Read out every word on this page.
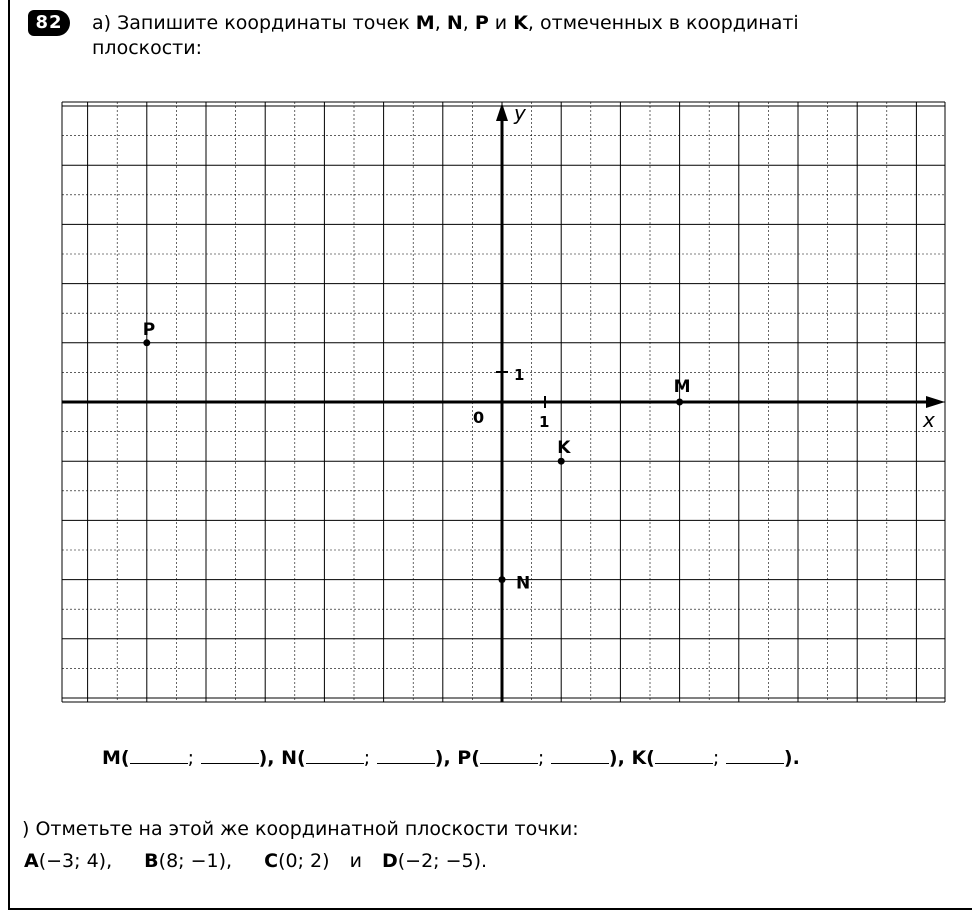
82	а) Запишите координаты точек M, N, P и K, отмеченных в координаті
плоскости:
x
y
0	1
1
M
N
P
K
M(	;	), N(	;	), P(	;	), K(	;	).
) Отметьте на этой же координатной плоскости точки:
A(−3; 4), B(8; −1), C(0; 2) и D(−2; −5).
-------
Directions for this task:
Reproduce the entries above exactly. Do not include the images.

Task output:
Read out every word on this page.
82	а) Запишите координаты точек M, N, P и K, отмеченных в координаті
плоскости:
x
y
0	1
1
M
N
P
K
M(	;	), N(	;	), P(	;	), K(	;	).
) Отметьте на этой же координатной плоскости точки:
A(−3; 4), B(8; −1), C(0; 2) и D(−2; −5).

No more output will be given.